TEXTO FORNECIDO
((

Agora, a ENTREVISTA ao Diário do Nordeste (julho/21)
No capítulo destinado ao tema “Leitores que perdemos pelo caminho”, presente no livro “Retratos da Leitura no Brasil 5”, você elenca uma série de pontos sobre os perfis dos leitores de literatura, focando especialmente na relação aluno-leitor e professor-leitor. O que foi mais importante para você nessa seleção de análises acerca da temática?
Rita: – Parece-me importante destacar que entre aqueles que se declaram leitores de literatura, 52% atribuem a seus professores a motivação para ler literatura. Isso aponta para o papel central do professor na mediação entre os alunos e o universo da leitura e suas potencialidades, sobretudo quando, para muitas crianças e jovens, a escola é o único lugar onde há livros acessíveis e leitores que estimulem a leitura. Para isso, entretanto, é necessário que os professores, por sua vez, sejam leitores em seu sentido pleno: que gostem de ler, que eventualmente compartilhem suas impressões sobre o que leem com seus alunos, escutem o que seus alunos-leitores queiram ler, tenham lido, enfim, que se constitua um ambiente em que se propicie situações de leitura não apenas como uma disciplina escolar, mas também como um interesse global pelo mundo da leitura. Os dados da pesquisa no tocante ao que leem os professores não apontam para esse quadro, pois o que eles afirmam ler – dentre aqueles que se declaram leitores – não se distingue de maneira expressiva daquilo que leem os demais entrevistados. Em certa medida, a formação de alunos-leitores depende da formação de professores-leitores em razão desse papel exercido pela escola na sociedade. Os números da 5a edição da pesquisa mostram que entre o conjunto dos professores, 80% são leitores (como explicar que 20% de nosso corpo docente não tenha lido nem um trecho de um livro nos últimos três meses?) e que apenas 43% são leitores de literatura, o que significa, possivelmente, que a maioria dos leitores em formação na escola no Brasil hoje não conta com professores-leitores de literatura, o que reduz significativamente as chances dessas crianças e jovens conviverem em um ambiente de estímulo à leitura e à leitura literária.
Tomando como princípio a questão presente no título do capítulo, quais são os principais motivos, em sua visão, para que se perca leitores no Brasil hoje?

))

PROBLEMA PROPOSTO 1
Segundo a entrevista, que porcentagem dos leitores de literatura atribui a seus professores a motivação para ler literatura?
PROBLEMA PROPOSTO 2
Reproduza da entrevista o trecho que vai de “Tomando como princípio” até “no Brasil hoje?”.

SEGMENTO DE DADOS
((

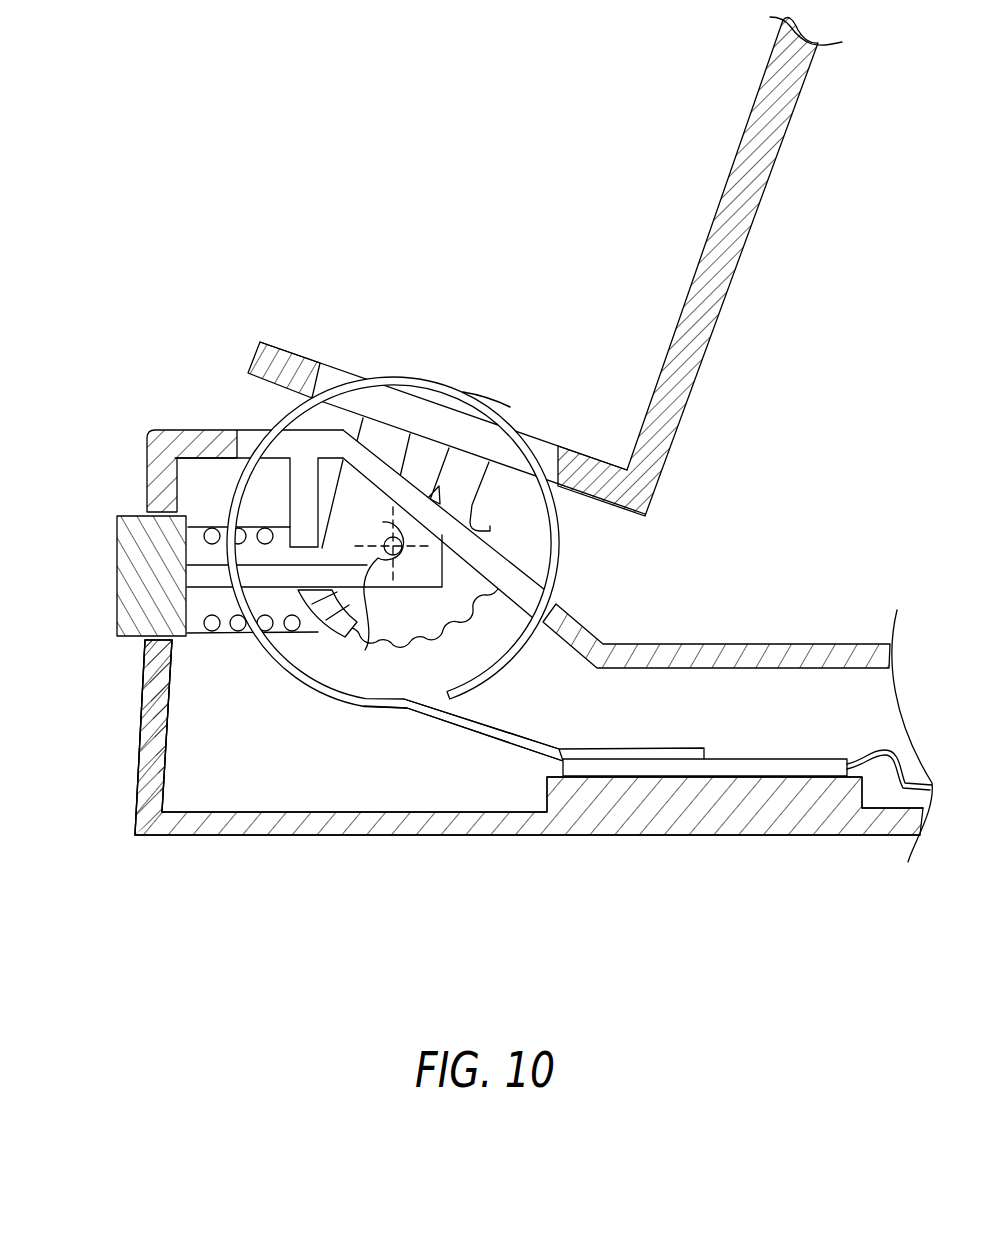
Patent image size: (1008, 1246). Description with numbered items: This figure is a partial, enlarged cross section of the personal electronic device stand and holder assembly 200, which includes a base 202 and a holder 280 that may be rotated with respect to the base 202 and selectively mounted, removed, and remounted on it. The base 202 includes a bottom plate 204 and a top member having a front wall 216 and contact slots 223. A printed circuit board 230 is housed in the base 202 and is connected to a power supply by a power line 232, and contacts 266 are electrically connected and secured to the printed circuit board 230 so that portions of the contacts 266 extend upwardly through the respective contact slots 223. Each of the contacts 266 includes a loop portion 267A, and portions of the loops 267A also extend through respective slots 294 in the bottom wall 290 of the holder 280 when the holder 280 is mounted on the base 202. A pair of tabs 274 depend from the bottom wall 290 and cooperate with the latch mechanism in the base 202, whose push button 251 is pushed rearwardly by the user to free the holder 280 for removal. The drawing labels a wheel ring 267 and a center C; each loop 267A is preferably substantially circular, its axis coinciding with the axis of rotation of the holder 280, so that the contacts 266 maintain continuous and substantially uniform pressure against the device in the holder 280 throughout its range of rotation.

))

RESPOSTA DO EXERCÍCIO 1
52%.

RESPOSTA DO EXERCÍCIO 2
Tomando como princípio a questão presente no título do capítulo, quais são os principais motivos, em sua visão, para que se perca leitores no Brasil hoje?